→ DATASET EXCERPTS:
-- BEGIN --

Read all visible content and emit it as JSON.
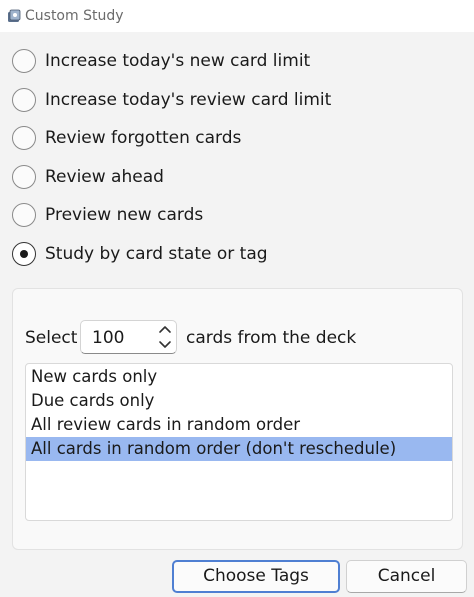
{
  "window": {
    "title": "Custom Study",
    "app_icon": "anki-app-icon"
  },
  "options": [
    {
      "label": "Increase today's new card limit",
      "checked": false
    },
    {
      "label": "Increase today's review card limit",
      "checked": false
    },
    {
      "label": "Review forgotten cards",
      "checked": false
    },
    {
      "label": "Review ahead",
      "checked": false
    },
    {
      "label": "Preview new cards",
      "checked": false
    },
    {
      "label": "Study by card state or tag",
      "checked": true
    }
  ],
  "study_panel": {
    "select_label": "Select",
    "count_value": "100",
    "suffix_label": "cards from the deck",
    "list_items": [
      "New cards only",
      "Due cards only",
      "All review cards in random order",
      "All cards in random order (don't reschedule)"
    ],
    "selected_index": 3
  },
  "buttons": {
    "choose_tags": "Choose Tags",
    "cancel": "Cancel"
  },
  "colors": {
    "selection": "#99b8f0",
    "focus_border": "#4f7fd2"
  }
}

-- END --

Above are lines of data; state how many of them contain the word "today", with no other output.

→ RESPONSE TO THE EXERCISE: 2